→ **What you need to do**
In the records below, find the line containing "Transcribe the text in this document."; give it again exactly, along with every line that follows, and nothing else.

→ **Given records**
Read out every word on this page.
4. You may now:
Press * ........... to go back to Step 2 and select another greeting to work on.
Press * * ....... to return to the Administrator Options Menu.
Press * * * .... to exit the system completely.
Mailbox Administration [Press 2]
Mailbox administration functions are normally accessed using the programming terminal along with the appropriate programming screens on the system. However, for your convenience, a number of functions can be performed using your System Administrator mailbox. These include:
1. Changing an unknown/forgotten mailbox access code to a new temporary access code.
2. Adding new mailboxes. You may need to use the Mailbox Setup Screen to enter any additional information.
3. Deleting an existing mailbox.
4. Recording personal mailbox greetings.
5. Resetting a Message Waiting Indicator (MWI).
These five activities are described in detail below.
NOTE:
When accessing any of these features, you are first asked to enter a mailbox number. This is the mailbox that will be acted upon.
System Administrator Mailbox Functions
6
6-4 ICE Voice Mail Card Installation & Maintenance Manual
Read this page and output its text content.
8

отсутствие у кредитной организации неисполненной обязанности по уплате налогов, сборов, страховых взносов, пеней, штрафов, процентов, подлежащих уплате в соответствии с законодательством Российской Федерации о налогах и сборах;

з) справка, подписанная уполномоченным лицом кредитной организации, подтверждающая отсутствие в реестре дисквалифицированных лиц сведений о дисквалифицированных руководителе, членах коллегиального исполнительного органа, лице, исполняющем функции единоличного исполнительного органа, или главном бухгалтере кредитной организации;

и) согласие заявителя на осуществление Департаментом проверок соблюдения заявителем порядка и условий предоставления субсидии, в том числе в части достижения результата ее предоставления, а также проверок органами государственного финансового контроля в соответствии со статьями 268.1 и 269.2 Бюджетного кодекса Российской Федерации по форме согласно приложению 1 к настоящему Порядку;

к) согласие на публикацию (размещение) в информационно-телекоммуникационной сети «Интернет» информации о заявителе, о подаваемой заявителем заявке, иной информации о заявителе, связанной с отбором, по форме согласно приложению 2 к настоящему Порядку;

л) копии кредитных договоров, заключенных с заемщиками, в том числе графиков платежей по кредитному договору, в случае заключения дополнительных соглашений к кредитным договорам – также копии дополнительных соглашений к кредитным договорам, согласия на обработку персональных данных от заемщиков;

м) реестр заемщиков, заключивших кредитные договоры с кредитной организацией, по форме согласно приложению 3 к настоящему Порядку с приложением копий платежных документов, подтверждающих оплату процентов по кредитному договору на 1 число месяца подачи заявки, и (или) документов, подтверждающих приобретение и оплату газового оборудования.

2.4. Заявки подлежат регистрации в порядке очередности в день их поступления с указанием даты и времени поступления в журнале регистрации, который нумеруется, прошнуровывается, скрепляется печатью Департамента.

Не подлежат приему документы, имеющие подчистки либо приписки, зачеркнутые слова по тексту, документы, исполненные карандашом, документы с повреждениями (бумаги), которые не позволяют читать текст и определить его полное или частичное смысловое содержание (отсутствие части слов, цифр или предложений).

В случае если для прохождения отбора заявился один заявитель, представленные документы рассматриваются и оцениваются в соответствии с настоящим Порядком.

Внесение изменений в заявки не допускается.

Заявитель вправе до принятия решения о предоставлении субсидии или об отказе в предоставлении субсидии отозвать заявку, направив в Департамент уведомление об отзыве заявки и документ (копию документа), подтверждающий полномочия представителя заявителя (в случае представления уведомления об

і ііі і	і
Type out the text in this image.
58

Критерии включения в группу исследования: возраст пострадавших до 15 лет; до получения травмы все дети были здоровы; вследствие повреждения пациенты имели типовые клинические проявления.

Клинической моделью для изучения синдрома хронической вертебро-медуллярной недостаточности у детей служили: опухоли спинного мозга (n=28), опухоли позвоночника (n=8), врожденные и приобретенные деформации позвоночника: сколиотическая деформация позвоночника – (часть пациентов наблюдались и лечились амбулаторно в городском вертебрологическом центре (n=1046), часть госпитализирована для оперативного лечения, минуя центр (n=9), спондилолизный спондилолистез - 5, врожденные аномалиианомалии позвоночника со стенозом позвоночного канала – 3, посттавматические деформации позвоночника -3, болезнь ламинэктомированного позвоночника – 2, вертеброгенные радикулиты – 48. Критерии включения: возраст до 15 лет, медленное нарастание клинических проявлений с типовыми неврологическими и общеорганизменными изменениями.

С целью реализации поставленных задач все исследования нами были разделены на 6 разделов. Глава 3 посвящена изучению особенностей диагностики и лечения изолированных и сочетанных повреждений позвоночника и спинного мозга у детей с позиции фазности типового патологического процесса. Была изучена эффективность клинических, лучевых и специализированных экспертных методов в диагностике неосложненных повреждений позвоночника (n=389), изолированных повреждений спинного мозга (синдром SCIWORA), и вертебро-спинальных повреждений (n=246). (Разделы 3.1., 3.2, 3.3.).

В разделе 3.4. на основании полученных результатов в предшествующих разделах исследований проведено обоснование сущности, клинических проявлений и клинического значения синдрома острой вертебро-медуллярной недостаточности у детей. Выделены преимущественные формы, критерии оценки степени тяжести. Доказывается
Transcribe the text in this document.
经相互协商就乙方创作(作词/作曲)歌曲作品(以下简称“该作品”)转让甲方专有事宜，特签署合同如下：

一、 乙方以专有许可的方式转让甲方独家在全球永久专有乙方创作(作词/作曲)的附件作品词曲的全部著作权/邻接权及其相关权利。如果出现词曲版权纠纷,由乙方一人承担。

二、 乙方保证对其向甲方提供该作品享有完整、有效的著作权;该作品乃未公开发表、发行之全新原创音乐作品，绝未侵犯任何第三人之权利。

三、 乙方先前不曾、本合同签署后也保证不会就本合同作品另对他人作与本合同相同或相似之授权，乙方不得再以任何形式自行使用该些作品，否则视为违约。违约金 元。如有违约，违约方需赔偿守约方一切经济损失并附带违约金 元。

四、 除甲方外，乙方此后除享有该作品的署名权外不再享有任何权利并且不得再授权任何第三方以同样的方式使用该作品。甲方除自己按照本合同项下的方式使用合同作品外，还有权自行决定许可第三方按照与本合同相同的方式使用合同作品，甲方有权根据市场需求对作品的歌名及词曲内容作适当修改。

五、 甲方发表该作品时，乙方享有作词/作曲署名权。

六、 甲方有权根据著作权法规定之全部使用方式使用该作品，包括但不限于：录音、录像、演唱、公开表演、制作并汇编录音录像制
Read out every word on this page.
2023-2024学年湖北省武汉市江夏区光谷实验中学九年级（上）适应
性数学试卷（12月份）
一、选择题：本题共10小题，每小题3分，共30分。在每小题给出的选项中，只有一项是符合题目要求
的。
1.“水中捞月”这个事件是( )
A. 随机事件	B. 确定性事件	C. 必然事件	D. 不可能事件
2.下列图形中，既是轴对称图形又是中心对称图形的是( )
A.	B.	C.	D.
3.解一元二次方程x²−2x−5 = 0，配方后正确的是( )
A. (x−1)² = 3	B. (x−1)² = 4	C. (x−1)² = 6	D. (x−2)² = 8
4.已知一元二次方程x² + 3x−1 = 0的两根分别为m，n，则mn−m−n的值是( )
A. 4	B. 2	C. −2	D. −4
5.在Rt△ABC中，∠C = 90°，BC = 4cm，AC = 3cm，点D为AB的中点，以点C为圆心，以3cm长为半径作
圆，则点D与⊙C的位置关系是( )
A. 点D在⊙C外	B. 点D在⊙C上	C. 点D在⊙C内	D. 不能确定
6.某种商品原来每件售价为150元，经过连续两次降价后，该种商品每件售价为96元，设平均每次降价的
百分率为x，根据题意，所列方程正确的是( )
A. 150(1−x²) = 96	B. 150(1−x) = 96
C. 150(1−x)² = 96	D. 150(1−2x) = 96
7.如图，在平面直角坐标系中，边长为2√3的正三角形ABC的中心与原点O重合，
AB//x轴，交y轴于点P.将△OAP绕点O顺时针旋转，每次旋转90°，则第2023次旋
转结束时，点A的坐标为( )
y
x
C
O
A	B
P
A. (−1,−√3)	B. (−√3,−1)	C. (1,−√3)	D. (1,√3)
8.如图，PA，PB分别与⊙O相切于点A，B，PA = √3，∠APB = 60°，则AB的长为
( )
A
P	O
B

→ **Answer for this exercise**
Transcribe the text in this document.
经相互协商就乙方创作(作词/作曲)歌曲作品(以下简称“该作品”)转让甲方专有事宜，特签署合同如下：

一、 乙方以专有许可的方式转让甲方独家在全球永久专有乙方创作(作词/作曲)的附件作品词曲的全部著作权/邻接权及其相关权利。如果出现词曲版权纠纷,由乙方一人承担。

二、 乙方保证对其向甲方提供该作品享有完整、有效的著作权;该作品乃未公开发表、发行之全新原创音乐作品，绝未侵犯任何第三人之权利。

三、 乙方先前不曾、本合同签署后也保证不会就本合同作品另对他人作与本合同相同或相似之授权，乙方不得再以任何形式自行使用该些作品，否则视为违约。违约金 元。如有违约，违约方需赔偿守约方一切经济损失并附带违约金 元。

四、 除甲方外，乙方此后除享有该作品的署名权外不再享有任何权利并且不得再授权任何第三方以同样的方式使用该作品。甲方除自己按照本合同项下的方式使用合同作品外，还有权自行决定许可第三方按照与本合同相同的方式使用合同作品，甲方有权根据市场需求对作品的歌名及词曲内容作适当修改。

五、 甲方发表该作品时，乙方享有作词/作曲署名权。

六、 甲方有权根据著作权法规定之全部使用方式使用该作品，包括但不限于：录音、录像、演唱、公开表演、制作并汇编录音录像制
Read out every word on this page.
2023-2024学年湖北省武汉市江夏区光谷实验中学九年级（上）适应
性数学试卷（12月份）
一、选择题：本题共10小题，每小题3分，共30分。在每小题给出的选项中，只有一项是符合题目要求
的。
1.“水中捞月”这个事件是( )
A. 随机事件	B. 确定性事件	C. 必然事件	D. 不可能事件
2.下列图形中，既是轴对称图形又是中心对称图形的是( )
A.	B.	C.	D.
3.解一元二次方程x²−2x−5 = 0，配方后正确的是( )
A. (x−1)² = 3	B. (x−1)² = 4	C. (x−1)² = 6	D. (x−2)² = 8
4.已知一元二次方程x² + 3x−1 = 0的两根分别为m，n，则mn−m−n的值是( )
A. 4	B. 2	C. −2	D. −4
5.在Rt△ABC中，∠C = 90°，BC = 4cm，AC = 3cm，点D为AB的中点，以点C为圆心，以3cm长为半径作
圆，则点D与⊙C的位置关系是( )
A. 点D在⊙C外	B. 点D在⊙C上	C. 点D在⊙C内	D. 不能确定
6.某种商品原来每件售价为150元，经过连续两次降价后，该种商品每件售价为96元，设平均每次降价的
百分率为x，根据题意，所列方程正确的是( )
A. 150(1−x²) = 96	B. 150(1−x) = 96
C. 150(1−x)² = 96	D. 150(1−2x) = 96
7.如图，在平面直角坐标系中，边长为2√3的正三角形ABC的中心与原点O重合，
AB//x轴，交y轴于点P.将△OAP绕点O顺时针旋转，每次旋转90°，则第2023次旋
转结束时，点A的坐标为( )
y
x
C
O
A	B
P
A. (−1,−√3)	B. (−√3,−1)	C. (1,−√3)	D. (1,√3)
8.如图，PA，PB分别与⊙O相切于点A，B，PA = √3，∠APB = 60°，则AB的长为
( )
A
P	O
B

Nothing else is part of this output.